Report how many lines in the listing below include the word "JSON". Write nothing besides the number.

## START RECORDS TO USE

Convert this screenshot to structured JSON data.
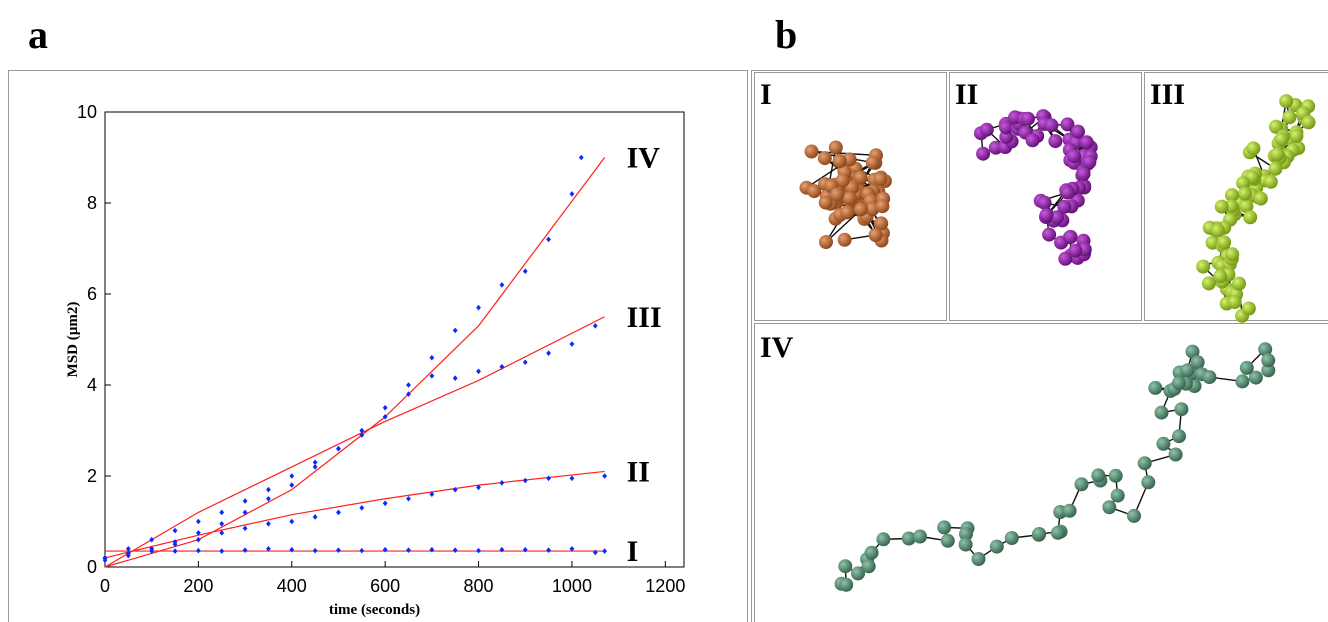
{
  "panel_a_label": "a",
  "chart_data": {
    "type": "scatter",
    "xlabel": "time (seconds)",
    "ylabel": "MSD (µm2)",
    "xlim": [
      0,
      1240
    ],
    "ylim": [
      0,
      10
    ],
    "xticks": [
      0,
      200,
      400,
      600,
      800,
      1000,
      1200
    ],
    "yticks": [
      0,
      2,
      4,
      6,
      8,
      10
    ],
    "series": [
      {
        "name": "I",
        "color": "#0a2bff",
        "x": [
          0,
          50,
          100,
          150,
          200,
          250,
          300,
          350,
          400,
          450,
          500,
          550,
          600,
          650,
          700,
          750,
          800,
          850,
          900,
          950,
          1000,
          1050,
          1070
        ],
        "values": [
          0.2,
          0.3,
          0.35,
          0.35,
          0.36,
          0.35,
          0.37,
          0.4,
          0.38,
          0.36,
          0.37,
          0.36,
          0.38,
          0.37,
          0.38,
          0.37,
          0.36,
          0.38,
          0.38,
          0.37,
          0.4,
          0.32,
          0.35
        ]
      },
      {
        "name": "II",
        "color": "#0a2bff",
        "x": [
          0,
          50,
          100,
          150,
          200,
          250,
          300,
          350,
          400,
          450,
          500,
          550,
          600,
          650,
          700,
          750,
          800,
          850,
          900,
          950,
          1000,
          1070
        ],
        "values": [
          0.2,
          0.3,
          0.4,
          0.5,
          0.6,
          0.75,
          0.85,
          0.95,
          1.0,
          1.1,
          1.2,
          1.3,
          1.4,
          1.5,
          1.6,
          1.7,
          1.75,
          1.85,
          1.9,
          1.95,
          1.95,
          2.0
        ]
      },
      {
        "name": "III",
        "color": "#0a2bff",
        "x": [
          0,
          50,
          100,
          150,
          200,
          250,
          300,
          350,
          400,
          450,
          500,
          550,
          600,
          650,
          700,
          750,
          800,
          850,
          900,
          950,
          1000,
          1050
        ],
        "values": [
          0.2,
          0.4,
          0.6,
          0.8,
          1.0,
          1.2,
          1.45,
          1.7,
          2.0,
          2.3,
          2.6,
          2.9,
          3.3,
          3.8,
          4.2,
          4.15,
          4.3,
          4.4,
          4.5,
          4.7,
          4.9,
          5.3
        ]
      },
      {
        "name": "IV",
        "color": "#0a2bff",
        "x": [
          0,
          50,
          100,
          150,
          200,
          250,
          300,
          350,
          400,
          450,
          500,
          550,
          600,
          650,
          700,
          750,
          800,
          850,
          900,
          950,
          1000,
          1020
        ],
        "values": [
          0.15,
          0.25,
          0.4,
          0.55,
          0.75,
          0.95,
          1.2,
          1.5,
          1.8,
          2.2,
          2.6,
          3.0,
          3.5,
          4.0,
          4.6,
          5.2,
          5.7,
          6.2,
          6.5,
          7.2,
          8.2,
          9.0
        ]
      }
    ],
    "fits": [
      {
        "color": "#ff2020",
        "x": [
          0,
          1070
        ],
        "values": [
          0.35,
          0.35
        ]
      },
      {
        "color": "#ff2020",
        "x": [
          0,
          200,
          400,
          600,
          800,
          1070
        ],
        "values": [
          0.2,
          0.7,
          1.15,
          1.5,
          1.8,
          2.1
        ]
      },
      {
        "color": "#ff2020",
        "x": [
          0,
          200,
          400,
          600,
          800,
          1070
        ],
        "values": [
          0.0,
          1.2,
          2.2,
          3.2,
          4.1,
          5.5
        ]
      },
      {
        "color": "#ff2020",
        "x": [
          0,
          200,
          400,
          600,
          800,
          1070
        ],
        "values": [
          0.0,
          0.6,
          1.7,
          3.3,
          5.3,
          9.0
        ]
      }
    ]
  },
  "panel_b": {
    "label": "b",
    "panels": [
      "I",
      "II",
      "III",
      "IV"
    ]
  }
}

## END RECORDS TO USE
## START RECORDS TO USE

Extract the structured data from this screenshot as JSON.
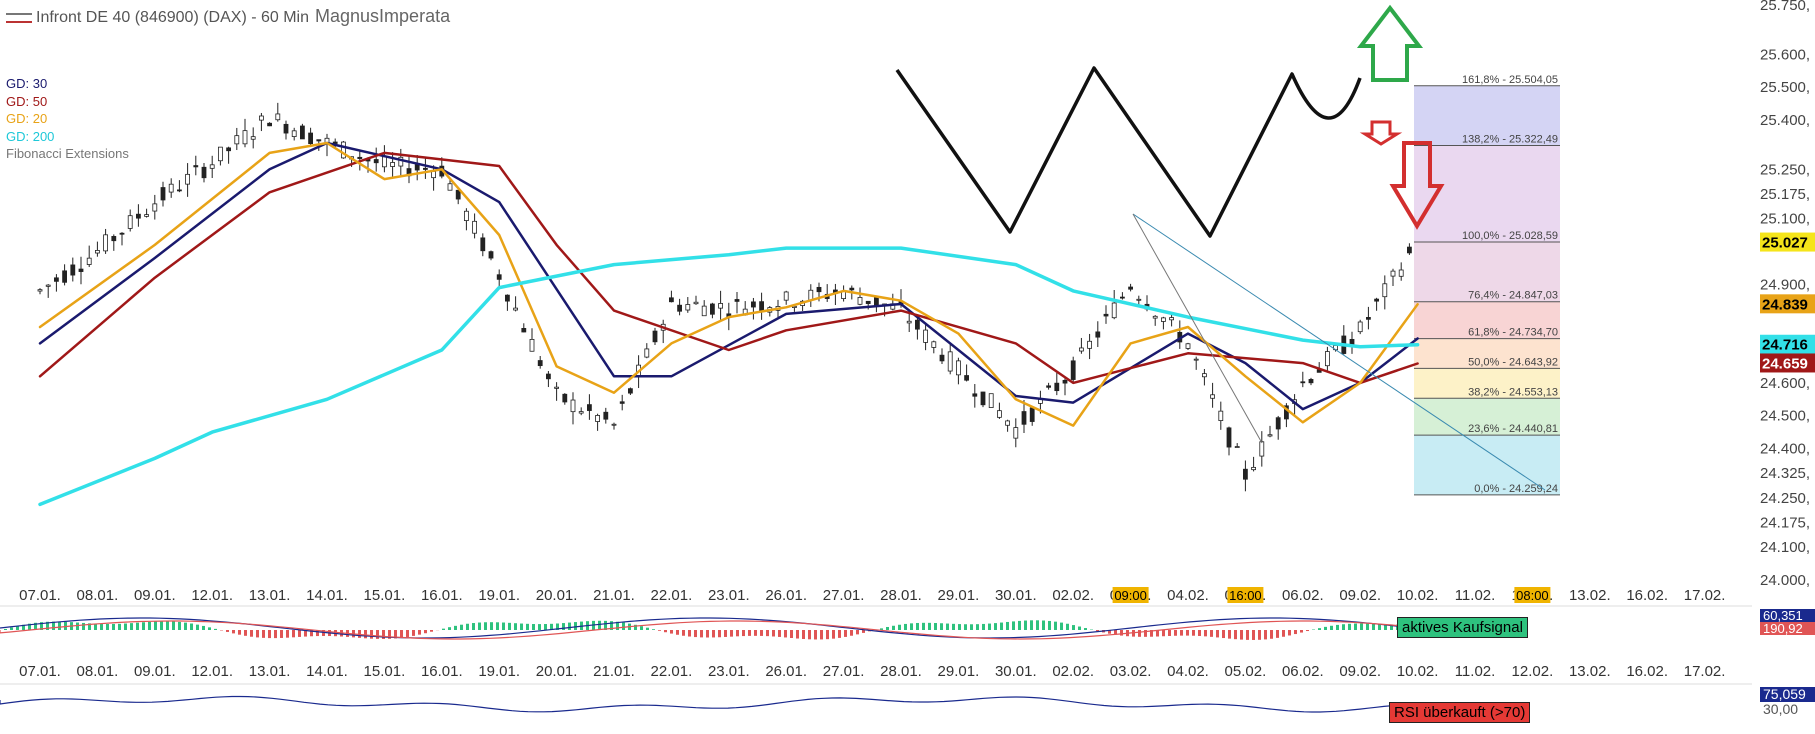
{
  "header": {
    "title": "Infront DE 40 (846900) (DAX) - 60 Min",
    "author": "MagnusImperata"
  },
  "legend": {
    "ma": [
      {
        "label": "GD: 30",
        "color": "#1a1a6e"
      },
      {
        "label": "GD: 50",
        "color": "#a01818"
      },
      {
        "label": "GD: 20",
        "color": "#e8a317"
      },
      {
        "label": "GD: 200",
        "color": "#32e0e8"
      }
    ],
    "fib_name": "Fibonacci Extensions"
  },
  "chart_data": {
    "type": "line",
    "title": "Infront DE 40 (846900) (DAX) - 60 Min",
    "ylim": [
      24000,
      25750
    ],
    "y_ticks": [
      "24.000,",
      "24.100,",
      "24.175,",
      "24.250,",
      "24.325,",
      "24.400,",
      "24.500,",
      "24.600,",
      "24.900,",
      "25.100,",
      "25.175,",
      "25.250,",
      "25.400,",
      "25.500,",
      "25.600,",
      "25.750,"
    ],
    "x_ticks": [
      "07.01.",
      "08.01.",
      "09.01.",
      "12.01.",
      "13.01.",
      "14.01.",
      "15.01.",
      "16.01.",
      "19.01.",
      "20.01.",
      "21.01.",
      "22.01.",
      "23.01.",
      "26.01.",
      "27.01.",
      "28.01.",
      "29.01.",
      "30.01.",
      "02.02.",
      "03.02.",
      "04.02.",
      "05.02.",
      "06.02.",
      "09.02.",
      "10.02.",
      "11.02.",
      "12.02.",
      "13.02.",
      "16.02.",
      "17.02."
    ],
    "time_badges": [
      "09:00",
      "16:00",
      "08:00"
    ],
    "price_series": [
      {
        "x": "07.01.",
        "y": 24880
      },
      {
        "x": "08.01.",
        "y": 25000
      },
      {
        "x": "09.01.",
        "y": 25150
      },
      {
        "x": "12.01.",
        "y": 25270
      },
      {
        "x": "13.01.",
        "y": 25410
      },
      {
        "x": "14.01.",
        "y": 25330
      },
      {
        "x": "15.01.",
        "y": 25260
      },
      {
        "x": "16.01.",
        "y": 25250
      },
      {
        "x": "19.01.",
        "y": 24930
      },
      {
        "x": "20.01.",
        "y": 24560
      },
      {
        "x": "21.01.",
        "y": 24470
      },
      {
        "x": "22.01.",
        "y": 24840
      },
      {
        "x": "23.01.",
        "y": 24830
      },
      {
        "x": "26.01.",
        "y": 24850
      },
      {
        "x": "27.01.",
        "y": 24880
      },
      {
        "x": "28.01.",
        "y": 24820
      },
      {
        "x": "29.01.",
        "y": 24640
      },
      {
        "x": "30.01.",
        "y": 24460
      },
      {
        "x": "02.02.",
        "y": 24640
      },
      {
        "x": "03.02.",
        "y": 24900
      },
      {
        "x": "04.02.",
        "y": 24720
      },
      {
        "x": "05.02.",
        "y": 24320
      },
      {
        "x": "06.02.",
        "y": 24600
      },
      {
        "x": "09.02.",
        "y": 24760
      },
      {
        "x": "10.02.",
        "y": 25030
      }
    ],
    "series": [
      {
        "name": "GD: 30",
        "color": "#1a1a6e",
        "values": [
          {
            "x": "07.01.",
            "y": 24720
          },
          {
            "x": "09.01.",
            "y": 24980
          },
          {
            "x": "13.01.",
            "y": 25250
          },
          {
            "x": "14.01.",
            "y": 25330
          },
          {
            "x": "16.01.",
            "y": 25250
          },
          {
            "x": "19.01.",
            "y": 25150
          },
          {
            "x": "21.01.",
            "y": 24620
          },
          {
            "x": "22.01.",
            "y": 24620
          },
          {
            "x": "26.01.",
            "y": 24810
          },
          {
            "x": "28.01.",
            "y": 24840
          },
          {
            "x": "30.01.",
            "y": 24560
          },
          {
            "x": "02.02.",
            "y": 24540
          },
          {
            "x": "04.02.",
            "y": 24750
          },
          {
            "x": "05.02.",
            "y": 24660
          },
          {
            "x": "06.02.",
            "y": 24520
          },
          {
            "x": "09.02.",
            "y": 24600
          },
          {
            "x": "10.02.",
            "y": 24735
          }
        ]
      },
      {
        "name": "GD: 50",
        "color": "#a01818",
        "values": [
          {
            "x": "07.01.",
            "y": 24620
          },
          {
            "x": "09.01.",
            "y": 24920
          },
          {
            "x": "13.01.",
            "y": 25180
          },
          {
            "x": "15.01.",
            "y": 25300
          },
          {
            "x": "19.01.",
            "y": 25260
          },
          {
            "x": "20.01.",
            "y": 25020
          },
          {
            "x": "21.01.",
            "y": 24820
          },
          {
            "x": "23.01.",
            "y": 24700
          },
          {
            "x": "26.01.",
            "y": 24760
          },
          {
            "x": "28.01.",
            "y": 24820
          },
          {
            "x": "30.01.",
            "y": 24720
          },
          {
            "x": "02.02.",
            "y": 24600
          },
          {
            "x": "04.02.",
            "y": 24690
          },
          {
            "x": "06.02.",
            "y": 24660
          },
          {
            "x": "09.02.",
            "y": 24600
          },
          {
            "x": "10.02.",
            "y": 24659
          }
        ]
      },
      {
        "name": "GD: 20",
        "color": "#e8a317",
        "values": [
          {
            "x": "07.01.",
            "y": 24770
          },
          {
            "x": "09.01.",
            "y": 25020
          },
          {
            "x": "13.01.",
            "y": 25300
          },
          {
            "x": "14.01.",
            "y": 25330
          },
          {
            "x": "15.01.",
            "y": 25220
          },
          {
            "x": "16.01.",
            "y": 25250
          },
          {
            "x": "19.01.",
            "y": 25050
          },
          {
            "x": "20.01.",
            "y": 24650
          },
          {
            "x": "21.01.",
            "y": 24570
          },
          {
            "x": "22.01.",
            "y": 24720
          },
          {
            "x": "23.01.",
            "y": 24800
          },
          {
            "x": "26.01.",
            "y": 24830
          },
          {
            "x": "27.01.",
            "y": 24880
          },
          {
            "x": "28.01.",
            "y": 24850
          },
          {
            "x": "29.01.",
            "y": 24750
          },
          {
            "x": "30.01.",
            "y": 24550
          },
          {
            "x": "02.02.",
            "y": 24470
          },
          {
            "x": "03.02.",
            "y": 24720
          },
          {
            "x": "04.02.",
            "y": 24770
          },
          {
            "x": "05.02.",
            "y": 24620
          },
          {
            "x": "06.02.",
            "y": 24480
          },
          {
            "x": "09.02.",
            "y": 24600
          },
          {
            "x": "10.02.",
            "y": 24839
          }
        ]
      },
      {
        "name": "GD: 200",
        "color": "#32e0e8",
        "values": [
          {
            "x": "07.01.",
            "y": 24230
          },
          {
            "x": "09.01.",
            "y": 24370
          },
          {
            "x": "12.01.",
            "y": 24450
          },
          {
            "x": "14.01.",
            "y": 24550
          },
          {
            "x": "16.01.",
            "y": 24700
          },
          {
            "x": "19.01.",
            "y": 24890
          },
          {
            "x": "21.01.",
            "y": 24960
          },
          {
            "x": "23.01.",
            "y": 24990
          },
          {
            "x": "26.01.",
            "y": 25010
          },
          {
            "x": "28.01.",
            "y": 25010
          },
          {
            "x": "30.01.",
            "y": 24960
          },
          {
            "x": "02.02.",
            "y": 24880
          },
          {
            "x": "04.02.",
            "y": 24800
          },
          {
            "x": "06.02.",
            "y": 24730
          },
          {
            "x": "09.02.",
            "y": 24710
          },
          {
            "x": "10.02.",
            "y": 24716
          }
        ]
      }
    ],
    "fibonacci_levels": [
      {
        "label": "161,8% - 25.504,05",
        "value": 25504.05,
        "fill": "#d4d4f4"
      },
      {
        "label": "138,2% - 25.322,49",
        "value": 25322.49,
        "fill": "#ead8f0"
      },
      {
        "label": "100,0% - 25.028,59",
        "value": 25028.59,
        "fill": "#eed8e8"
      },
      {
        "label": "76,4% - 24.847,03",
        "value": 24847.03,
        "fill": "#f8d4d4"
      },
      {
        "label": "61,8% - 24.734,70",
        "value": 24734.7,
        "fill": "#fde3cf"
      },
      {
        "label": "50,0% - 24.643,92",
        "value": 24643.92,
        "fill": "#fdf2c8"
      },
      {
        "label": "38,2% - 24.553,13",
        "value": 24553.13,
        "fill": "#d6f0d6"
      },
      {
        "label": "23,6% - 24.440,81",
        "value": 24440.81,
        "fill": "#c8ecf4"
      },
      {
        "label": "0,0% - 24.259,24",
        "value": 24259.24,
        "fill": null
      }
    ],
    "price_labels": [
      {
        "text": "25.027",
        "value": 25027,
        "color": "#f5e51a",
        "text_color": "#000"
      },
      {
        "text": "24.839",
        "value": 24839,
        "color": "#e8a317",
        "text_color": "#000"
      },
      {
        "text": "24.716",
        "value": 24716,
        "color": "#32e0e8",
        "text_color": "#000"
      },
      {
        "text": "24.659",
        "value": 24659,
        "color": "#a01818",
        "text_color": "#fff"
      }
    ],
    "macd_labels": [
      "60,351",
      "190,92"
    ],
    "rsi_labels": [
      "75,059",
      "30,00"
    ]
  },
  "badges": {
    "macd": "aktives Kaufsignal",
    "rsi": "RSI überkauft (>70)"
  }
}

## END RECORDS TO USE

*EXERCISE ANSWER*:
2